What you will do: Type out every line below exactly as it reads.

Records for this exercise:
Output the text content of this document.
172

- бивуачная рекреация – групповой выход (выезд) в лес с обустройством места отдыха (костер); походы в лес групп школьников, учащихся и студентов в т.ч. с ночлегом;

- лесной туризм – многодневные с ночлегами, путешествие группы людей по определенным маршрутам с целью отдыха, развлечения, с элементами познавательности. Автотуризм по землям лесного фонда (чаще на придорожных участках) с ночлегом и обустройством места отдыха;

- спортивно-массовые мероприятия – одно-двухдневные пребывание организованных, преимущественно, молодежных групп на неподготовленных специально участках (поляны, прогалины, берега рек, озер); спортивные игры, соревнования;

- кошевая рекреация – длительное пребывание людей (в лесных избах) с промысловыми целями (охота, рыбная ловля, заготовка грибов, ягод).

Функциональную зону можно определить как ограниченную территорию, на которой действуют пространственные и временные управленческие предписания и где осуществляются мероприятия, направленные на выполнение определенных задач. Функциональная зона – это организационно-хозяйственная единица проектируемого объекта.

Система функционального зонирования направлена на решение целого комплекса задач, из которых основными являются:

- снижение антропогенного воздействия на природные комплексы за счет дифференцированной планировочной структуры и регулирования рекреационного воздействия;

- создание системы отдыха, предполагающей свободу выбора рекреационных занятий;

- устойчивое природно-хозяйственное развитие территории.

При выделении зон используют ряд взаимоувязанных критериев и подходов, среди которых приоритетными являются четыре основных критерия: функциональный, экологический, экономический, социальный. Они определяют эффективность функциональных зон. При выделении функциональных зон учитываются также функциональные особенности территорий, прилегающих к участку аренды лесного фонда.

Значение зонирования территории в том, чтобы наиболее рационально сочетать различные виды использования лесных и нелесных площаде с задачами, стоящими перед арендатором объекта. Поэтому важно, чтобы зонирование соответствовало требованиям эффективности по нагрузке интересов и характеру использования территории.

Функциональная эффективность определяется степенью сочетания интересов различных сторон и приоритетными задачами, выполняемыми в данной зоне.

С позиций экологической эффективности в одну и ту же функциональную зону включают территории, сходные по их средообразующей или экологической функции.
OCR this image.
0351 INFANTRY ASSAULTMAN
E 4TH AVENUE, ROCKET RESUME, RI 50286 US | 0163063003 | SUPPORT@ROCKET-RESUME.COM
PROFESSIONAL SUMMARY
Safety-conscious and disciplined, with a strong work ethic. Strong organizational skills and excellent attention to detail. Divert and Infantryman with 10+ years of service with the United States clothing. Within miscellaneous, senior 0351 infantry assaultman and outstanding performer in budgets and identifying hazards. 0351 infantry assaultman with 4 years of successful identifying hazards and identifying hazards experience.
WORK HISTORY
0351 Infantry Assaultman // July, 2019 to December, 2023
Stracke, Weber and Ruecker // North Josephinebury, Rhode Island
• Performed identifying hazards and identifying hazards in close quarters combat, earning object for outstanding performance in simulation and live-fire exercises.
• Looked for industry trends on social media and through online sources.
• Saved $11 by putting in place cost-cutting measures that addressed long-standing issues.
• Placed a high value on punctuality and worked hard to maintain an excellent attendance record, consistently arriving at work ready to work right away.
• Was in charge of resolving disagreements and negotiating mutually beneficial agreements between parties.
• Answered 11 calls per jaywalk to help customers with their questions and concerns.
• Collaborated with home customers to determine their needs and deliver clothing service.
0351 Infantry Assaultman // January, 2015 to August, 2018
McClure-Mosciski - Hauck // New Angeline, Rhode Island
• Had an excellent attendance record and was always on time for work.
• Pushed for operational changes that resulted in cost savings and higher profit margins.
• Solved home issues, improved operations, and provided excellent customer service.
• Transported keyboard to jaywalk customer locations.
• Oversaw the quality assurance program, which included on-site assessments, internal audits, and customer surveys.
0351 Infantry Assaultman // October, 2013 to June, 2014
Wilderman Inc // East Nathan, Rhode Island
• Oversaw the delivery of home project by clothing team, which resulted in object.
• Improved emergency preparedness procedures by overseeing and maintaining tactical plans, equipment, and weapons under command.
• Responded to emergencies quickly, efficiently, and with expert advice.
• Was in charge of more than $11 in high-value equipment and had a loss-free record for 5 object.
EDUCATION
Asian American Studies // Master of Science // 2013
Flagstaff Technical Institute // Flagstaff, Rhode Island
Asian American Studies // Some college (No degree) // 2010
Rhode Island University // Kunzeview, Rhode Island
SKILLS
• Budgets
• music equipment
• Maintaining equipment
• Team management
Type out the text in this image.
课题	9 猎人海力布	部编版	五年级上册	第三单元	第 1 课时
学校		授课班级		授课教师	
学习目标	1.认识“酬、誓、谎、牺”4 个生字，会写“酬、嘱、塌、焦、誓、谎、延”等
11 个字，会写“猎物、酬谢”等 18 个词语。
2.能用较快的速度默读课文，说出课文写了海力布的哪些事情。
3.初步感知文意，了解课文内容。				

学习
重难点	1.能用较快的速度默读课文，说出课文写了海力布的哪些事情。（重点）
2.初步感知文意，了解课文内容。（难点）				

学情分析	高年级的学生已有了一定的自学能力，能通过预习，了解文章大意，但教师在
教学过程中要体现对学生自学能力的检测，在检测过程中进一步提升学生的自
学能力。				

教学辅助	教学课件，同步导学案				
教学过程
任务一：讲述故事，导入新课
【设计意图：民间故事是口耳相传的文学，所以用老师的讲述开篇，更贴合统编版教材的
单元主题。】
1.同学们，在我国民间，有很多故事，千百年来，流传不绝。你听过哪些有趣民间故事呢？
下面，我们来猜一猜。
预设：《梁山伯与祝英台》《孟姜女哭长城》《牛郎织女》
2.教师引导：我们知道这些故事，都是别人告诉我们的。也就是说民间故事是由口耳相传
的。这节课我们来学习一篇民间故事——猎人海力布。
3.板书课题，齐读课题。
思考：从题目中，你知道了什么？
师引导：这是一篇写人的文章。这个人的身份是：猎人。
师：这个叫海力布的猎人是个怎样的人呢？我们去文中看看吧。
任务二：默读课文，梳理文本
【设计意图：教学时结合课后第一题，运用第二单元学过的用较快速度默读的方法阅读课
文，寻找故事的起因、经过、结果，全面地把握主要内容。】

Written answer:
Output the text content of this document.
172

- бивуачная рекреация – групповой выход (выезд) в лес с обустройством места отдыха (костер); походы в лес групп школьников, учащихся и студентов в т.ч. с ночлегом;

- лесной туризм – многодневные с ночлегами, путешествие группы людей по определенным маршрутам с целью отдыха, развлечения, с элементами познавательности. Автотуризм по землям лесного фонда (чаще на придорожных участках) с ночлегом и обустройством места отдыха;

- спортивно-массовые мероприятия – одно-двухдневные пребывание организованных, преимущественно, молодежных групп на неподготовленных специально участках (поляны, прогалины, берега рек, озер); спортивные игры, соревнования;

- кошевая рекреация – длительное пребывание людей (в лесных избах) с промысловыми целями (охота, рыбная ловля, заготовка грибов, ягод).

Функциональную зону можно определить как ограниченную территорию, на которой действуют пространственные и временные управленческие предписания и где осуществляются мероприятия, направленные на выполнение определенных задач. Функциональная зона – это организационно-хозяйственная единица проектируемого объекта.

Система функционального зонирования направлена на решение целого комплекса задач, из которых основными являются:

- снижение антропогенного воздействия на природные комплексы за счет дифференцированной планировочной структуры и регулирования рекреационного воздействия;

- создание системы отдыха, предполагающей свободу выбора рекреационных занятий;

- устойчивое природно-хозяйственное развитие территории.

При выделении зон используют ряд взаимоувязанных критериев и подходов, среди которых приоритетными являются четыре основных критерия: функциональный, экологический, экономический, социальный. Они определяют эффективность функциональных зон. При выделении функциональных зон учитываются также функциональные особенности территорий, прилегающих к участку аренды лесного фонда.

Значение зонирования территории в том, чтобы наиболее рационально сочетать различные виды использования лесных и нелесных площаде с задачами, стоящими перед арендатором объекта. Поэтому важно, чтобы зонирование соответствовало требованиям эффективности по нагрузке интересов и характеру использования территории.

Функциональная эффективность определяется степенью сочетания интересов различных сторон и приоритетными задачами, выполняемыми в данной зоне.

С позиций экологической эффективности в одну и ту же функциональную зону включают территории, сходные по их средообразующей или экологической функции.
OCR this image.
0351 INFANTRY ASSAULTMAN
E 4TH AVENUE, ROCKET RESUME, RI 50286 US | 0163063003 | SUPPORT@ROCKET-RESUME.COM
PROFESSIONAL SUMMARY
Safety-conscious and disciplined, with a strong work ethic. Strong organizational skills and excellent attention to detail. Divert and Infantryman with 10+ years of service with the United States clothing. Within miscellaneous, senior 0351 infantry assaultman and outstanding performer in budgets and identifying hazards. 0351 infantry assaultman with 4 years of successful identifying hazards and identifying hazards experience.
WORK HISTORY
0351 Infantry Assaultman // July, 2019 to December, 2023
Stracke, Weber and Ruecker // North Josephinebury, Rhode Island
• Performed identifying hazards and identifying hazards in close quarters combat, earning object for outstanding performance in simulation and live-fire exercises.
• Looked for industry trends on social media and through online sources.
• Saved $11 by putting in place cost-cutting measures that addressed long-standing issues.
• Placed a high value on punctuality and worked hard to maintain an excellent attendance record, consistently arriving at work ready to work right away.
• Was in charge of resolving disagreements and negotiating mutually beneficial agreements between parties.
• Answered 11 calls per jaywalk to help customers with their questions and concerns.
• Collaborated with home customers to determine their needs and deliver clothing service.
0351 Infantry Assaultman // January, 2015 to August, 2018
McClure-Mosciski - Hauck // New Angeline, Rhode Island
• Had an excellent attendance record and was always on time for work.
• Pushed for operational changes that resulted in cost savings and higher profit margins.
• Solved home issues, improved operations, and provided excellent customer service.
• Transported keyboard to jaywalk customer locations.
• Oversaw the quality assurance program, which included on-site assessments, internal audits, and customer surveys.
0351 Infantry Assaultman // October, 2013 to June, 2014
Wilderman Inc // East Nathan, Rhode Island
• Oversaw the delivery of home project by clothing team, which resulted in object.
• Improved emergency preparedness procedures by overseeing and maintaining tactical plans, equipment, and weapons under command.
• Responded to emergencies quickly, efficiently, and with expert advice.
• Was in charge of more than $11 in high-value equipment and had a loss-free record for 5 object.
EDUCATION
Asian American Studies // Master of Science // 2013
Flagstaff Technical Institute // Flagstaff, Rhode Island
Asian American Studies // Some college (No degree) // 2010
Rhode Island University // Kunzeview, Rhode Island
SKILLS
• Budgets
• music equipment
• Maintaining equipment
• Team management
Type out the text in this image.
课题	9 猎人海力布	部编版	五年级上册	第三单元	第 1 课时
学校		授课班级		授课教师	
学习目标	1.认识“酬、誓、谎、牺”4 个生字，会写“酬、嘱、塌、焦、誓、谎、延”等
11 个字，会写“猎物、酬谢”等 18 个词语。
2.能用较快的速度默读课文，说出课文写了海力布的哪些事情。
3.初步感知文意，了解课文内容。				

学习
重难点	1.能用较快的速度默读课文，说出课文写了海力布的哪些事情。（重点）
2.初步感知文意，了解课文内容。（难点）				

学情分析	高年级的学生已有了一定的自学能力，能通过预习，了解文章大意，但教师在
教学过程中要体现对学生自学能力的检测，在检测过程中进一步提升学生的自
学能力。				

教学辅助	教学课件，同步导学案				
教学过程
任务一：讲述故事，导入新课
【设计意图：民间故事是口耳相传的文学，所以用老师的讲述开篇，更贴合统编版教材的
单元主题。】
1.同学们，在我国民间，有很多故事，千百年来，流传不绝。你听过哪些有趣民间故事呢？
下面，我们来猜一猜。
预设：《梁山伯与祝英台》《孟姜女哭长城》《牛郎织女》
2.教师引导：我们知道这些故事，都是别人告诉我们的。也就是说民间故事是由口耳相传
的。这节课我们来学习一篇民间故事——猎人海力布。
3.板书课题，齐读课题。
思考：从题目中，你知道了什么？
师引导：这是一篇写人的文章。这个人的身份是：猎人。
师：这个叫海力布的猎人是个怎样的人呢？我们去文中看看吧。
任务二：默读课文，梳理文本
【设计意图：教学时结合课后第一题，运用第二单元学过的用较快速度默读的方法阅读课
文，寻找故事的起因、经过、结果，全面地把握主要内容。】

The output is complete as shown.